**Exercise prompt:** Single out the lines that include the word "donde". Copy them.

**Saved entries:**
######
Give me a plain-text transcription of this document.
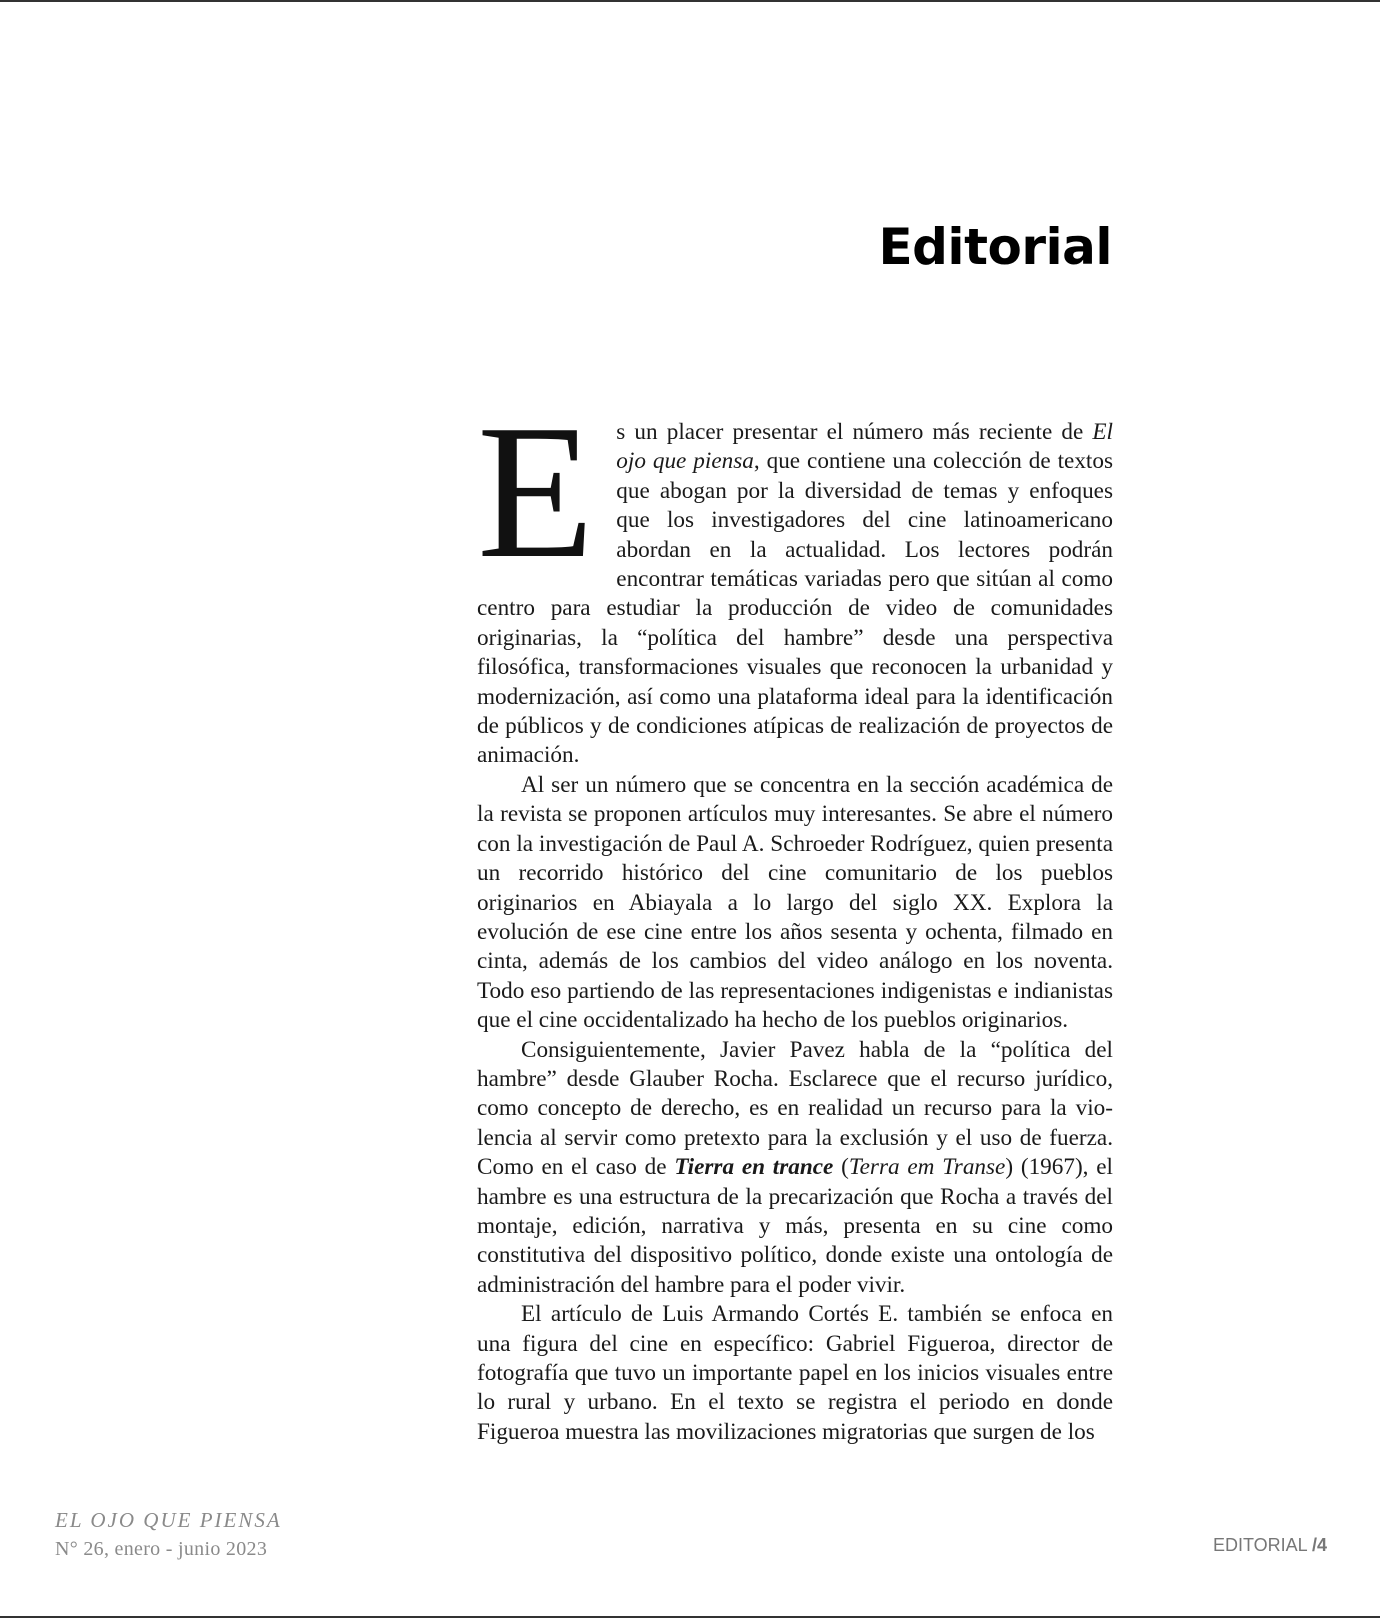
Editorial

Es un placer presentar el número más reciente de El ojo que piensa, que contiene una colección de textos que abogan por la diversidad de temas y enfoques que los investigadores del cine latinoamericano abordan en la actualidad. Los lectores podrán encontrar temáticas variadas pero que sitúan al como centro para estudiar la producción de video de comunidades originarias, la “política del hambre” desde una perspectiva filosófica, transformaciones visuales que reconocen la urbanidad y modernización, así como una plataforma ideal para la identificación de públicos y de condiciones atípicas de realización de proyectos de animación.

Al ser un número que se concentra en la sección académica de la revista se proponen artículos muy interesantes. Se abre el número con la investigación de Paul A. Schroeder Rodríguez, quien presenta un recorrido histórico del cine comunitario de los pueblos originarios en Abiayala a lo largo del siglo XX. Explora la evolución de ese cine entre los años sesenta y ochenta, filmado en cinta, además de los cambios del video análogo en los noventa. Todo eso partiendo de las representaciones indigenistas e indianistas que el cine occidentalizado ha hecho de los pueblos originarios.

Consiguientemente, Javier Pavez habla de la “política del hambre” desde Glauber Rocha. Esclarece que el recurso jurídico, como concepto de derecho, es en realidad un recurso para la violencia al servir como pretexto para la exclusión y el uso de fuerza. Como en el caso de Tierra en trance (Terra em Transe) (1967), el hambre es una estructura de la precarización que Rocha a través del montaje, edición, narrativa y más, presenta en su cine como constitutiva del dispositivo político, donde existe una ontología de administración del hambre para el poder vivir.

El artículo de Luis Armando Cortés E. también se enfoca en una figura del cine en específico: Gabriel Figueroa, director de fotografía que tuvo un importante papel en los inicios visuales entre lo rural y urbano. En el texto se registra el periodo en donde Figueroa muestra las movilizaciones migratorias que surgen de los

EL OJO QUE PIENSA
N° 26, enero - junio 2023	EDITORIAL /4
######
**Written answer:**
Consiguientemente, Javier Pavez habla de la “política del hambre” desde Glauber Rocha. Esclarece que el recurso jurídico, como concepto de derecho, es en realidad un recurso para la violencia al servir como pretexto para la exclusión y el uso de fuerza. Como en el caso de Tierra en trance (Terra em Transe) (1967), el hambre es una estructura de la precarización que Rocha a través del montaje, edición, narrativa y más, presenta en su cine como constitutiva del dispositivo político, donde existe una ontología de administración del hambre para el poder vivir.
El artículo de Luis Armando Cortés E. también se enfoca en una figura del cine en específico: Gabriel Figueroa, director de fotografía que tuvo un importante papel en los inicios visuales entre lo rural y urbano. En el texto se registra el periodo en donde Figueroa muestra las movilizaciones migratorias que surgen de los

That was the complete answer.